Your instructions ▸ Omit the pictures and return every entry exactly as written.

— Start Task inputs —

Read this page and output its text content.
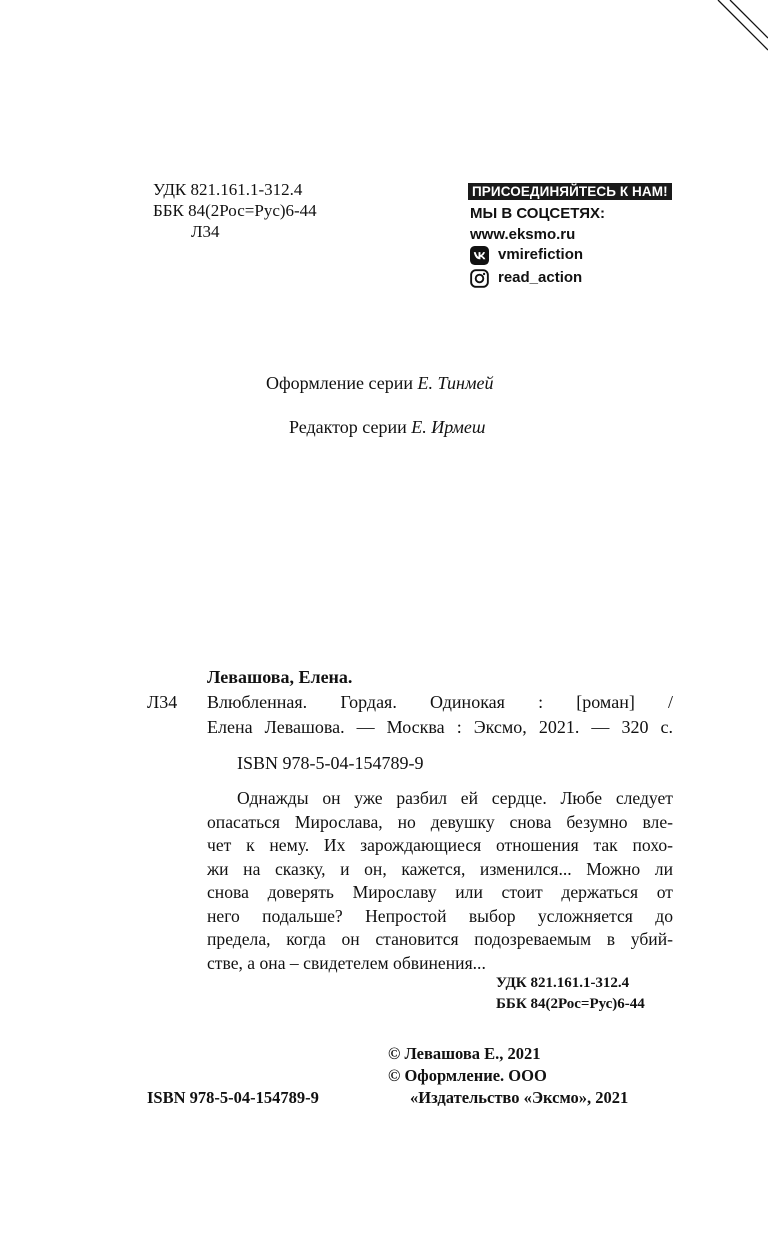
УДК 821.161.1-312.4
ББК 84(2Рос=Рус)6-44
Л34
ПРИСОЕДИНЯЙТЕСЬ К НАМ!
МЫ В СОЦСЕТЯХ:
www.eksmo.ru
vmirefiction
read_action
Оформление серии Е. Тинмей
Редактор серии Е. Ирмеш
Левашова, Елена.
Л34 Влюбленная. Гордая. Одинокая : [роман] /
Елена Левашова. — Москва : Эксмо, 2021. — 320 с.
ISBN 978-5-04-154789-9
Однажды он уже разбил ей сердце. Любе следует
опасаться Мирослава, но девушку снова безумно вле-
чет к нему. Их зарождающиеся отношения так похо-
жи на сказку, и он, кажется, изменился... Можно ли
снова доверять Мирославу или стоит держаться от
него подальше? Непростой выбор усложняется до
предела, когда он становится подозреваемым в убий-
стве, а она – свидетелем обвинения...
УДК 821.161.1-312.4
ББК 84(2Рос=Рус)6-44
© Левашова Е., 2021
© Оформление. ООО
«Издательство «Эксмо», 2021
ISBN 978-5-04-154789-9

— End Task inputs —

Full response ▸
Read this page and output its text content.
УДК 821.161.1-312.4
ББК 84(2Рос=Рус)6-44
Л34
ПРИСОЕДИНЯЙТЕСЬ К НАМ!
МЫ В СОЦСЕТЯХ:
www.eksmo.ru
vmirefiction
read_action
Оформление серии Е. Тинмей
Редактор серии Е. Ирмеш
Левашова, Елена.
Л34 Влюбленная. Гордая. Одинокая : [роман] /
Елена Левашова. — Москва : Эксмо, 2021. — 320 с.
ISBN 978-5-04-154789-9
Однажды он уже разбил ей сердце. Любе следует
опасаться Мирослава, но девушку снова безумно вле-
чет к нему. Их зарождающиеся отношения так похо-
жи на сказку, и он, кажется, изменился... Можно ли
снова доверять Мирославу или стоит держаться от
него подальше? Непростой выбор усложняется до
предела, когда он становится подозреваемым в убий-
стве, а она – свидетелем обвинения...
УДК 821.161.1-312.4
ББК 84(2Рос=Рус)6-44
© Левашова Е., 2021
© Оформление. ООО
«Издательство «Эксмо», 2021
ISBN 978-5-04-154789-9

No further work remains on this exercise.